-- Begin AVAILABLE RECORDS --

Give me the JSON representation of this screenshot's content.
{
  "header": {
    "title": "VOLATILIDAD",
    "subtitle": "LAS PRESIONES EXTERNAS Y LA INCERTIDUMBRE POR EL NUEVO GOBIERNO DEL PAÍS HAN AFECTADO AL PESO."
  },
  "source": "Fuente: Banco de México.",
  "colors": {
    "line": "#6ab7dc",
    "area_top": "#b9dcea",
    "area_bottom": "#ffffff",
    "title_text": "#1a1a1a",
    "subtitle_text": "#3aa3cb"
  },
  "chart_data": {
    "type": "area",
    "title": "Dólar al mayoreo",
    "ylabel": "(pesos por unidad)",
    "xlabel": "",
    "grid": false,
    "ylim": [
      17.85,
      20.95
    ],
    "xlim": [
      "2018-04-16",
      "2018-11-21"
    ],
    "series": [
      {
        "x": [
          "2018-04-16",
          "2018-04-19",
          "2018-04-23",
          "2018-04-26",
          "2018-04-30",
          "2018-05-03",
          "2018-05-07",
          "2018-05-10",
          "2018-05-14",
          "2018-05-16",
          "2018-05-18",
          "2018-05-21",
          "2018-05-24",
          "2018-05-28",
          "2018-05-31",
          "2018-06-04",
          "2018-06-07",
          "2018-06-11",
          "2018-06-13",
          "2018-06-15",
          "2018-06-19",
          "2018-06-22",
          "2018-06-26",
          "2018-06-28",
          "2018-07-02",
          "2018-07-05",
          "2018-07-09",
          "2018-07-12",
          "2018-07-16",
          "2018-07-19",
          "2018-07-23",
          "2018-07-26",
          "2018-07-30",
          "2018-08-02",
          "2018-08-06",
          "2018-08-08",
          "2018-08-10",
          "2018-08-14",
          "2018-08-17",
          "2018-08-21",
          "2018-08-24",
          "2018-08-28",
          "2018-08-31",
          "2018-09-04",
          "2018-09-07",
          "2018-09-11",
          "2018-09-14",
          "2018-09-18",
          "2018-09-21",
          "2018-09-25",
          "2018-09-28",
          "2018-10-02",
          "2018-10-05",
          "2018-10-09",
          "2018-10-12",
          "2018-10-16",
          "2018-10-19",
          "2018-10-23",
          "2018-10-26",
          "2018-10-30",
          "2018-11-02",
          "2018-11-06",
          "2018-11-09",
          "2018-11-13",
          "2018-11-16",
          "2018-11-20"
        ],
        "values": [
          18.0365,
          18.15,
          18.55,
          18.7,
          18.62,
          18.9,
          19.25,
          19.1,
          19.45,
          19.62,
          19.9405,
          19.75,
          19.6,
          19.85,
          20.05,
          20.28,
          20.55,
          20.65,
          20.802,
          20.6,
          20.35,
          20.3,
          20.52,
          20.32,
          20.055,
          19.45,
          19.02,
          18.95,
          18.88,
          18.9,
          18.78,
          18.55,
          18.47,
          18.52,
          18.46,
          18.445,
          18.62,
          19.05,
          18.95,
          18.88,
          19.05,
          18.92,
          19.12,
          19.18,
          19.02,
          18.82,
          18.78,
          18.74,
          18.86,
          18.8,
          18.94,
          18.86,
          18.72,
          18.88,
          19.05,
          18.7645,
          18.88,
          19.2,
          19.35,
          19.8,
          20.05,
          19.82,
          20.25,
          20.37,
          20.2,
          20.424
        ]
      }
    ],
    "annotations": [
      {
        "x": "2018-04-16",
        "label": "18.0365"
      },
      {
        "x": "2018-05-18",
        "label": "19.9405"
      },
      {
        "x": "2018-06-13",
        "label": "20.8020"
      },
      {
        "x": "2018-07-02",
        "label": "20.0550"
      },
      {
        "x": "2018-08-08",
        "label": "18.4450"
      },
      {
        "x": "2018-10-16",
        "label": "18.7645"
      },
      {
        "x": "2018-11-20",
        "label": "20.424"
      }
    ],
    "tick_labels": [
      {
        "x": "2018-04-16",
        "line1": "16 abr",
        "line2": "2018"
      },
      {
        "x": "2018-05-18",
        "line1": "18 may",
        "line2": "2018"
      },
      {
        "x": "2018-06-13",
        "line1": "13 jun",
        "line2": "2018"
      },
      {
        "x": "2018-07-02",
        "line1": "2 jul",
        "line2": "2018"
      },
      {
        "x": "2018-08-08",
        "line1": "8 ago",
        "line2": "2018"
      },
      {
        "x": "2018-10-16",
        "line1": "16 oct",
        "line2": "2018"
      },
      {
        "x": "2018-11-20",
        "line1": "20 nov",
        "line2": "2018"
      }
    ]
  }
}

-- End AVAILABLE RECORDS --

WHAT YOU NEED TO DO:
Recopy all the lines exactly as they appear.

RESULT OF THE EXERCISE:
Give me the JSON representation of this screenshot's content.
{
  "header": {
    "title": "VOLATILIDAD",
    "subtitle": "LAS PRESIONES EXTERNAS Y LA INCERTIDUMBRE POR EL NUEVO GOBIERNO DEL PAÍS HAN AFECTADO AL PESO."
  },
  "source": "Fuente: Banco de México.",
  "colors": {
    "line": "#6ab7dc",
    "area_top": "#b9dcea",
    "area_bottom": "#ffffff",
    "title_text": "#1a1a1a",
    "subtitle_text": "#3aa3cb"
  },
  "chart_data": {
    "type": "area",
    "title": "Dólar al mayoreo",
    "ylabel": "(pesos por unidad)",
    "xlabel": "",
    "grid": false,
    "ylim": [
      17.85,
      20.95
    ],
    "xlim": [
      "2018-04-16",
      "2018-11-21"
    ],
    "series": [
      {
        "x": [
          "2018-04-16",
          "2018-04-19",
          "2018-04-23",
          "2018-04-26",
          "2018-04-30",
          "2018-05-03",
          "2018-05-07",
          "2018-05-10",
          "2018-05-14",
          "2018-05-16",
          "2018-05-18",
          "2018-05-21",
          "2018-05-24",
          "2018-05-28",
          "2018-05-31",
          "2018-06-04",
          "2018-06-07",
          "2018-06-11",
          "2018-06-13",
          "2018-06-15",
          "2018-06-19",
          "2018-06-22",
          "2018-06-26",
          "2018-06-28",
          "2018-07-02",
          "2018-07-05",
          "2018-07-09",
          "2018-07-12",
          "2018-07-16",
          "2018-07-19",
          "2018-07-23",
          "2018-07-26",
          "2018-07-30",
          "2018-08-02",
          "2018-08-06",
          "2018-08-08",
          "2018-08-10",
          "2018-08-14",
          "2018-08-17",
          "2018-08-21",
          "2018-08-24",
          "2018-08-28",
          "2018-08-31",
          "2018-09-04",
          "2018-09-07",
          "2018-09-11",
          "2018-09-14",
          "2018-09-18",
          "2018-09-21",
          "2018-09-25",
          "2018-09-28",
          "2018-10-02",
          "2018-10-05",
          "2018-10-09",
          "2018-10-12",
          "2018-10-16",
          "2018-10-19",
          "2018-10-23",
          "2018-10-26",
          "2018-10-30",
          "2018-11-02",
          "2018-11-06",
          "2018-11-09",
          "2018-11-13",
          "2018-11-16",
          "2018-11-20"
        ],
        "values": [
          18.0365,
          18.15,
          18.55,
          18.7,
          18.62,
          18.9,
          19.25,
          19.1,
          19.45,
          19.62,
          19.9405,
          19.75,
          19.6,
          19.85,
          20.05,
          20.28,
          20.55,
          20.65,
          20.802,
          20.6,
          20.35,
          20.3,
          20.52,
          20.32,
          20.055,
          19.45,
          19.02,
          18.95,
          18.88,
          18.9,
          18.78,
          18.55,
          18.47,
          18.52,
          18.46,
          18.445,
          18.62,
          19.05,
          18.95,
          18.88,
          19.05,
          18.92,
          19.12,
          19.18,
          19.02,
          18.82,
          18.78,
          18.74,
          18.86,
          18.8,
          18.94,
          18.86,
          18.72,
          18.88,
          19.05,
          18.7645,
          18.88,
          19.2,
          19.35,
          19.8,
          20.05,
          19.82,
          20.25,
          20.37,
          20.2,
          20.424
        ]
      }
    ],
    "annotations": [
      {
        "x": "2018-04-16",
        "label": "18.0365"
      },
      {
        "x": "2018-05-18",
        "label": "19.9405"
      },
      {
        "x": "2018-06-13",
        "label": "20.8020"
      },
      {
        "x": "2018-07-02",
        "label": "20.0550"
      },
      {
        "x": "2018-08-08",
        "label": "18.4450"
      },
      {
        "x": "2018-10-16",
        "label": "18.7645"
      },
      {
        "x": "2018-11-20",
        "label": "20.424"
      }
    ],
    "tick_labels": [
      {
        "x": "2018-04-16",
        "line1": "16 abr",
        "line2": "2018"
      },
      {
        "x": "2018-05-18",
        "line1": "18 may",
        "line2": "2018"
      },
      {
        "x": "2018-06-13",
        "line1": "13 jun",
        "line2": "2018"
      },
      {
        "x": "2018-07-02",
        "line1": "2 jul",
        "line2": "2018"
      },
      {
        "x": "2018-08-08",
        "line1": "8 ago",
        "line2": "2018"
      },
      {
        "x": "2018-10-16",
        "line1": "16 oct",
        "line2": "2018"
      },
      {
        "x": "2018-11-20",
        "line1": "20 nov",
        "line2": "2018"
      }
    ]
  }
}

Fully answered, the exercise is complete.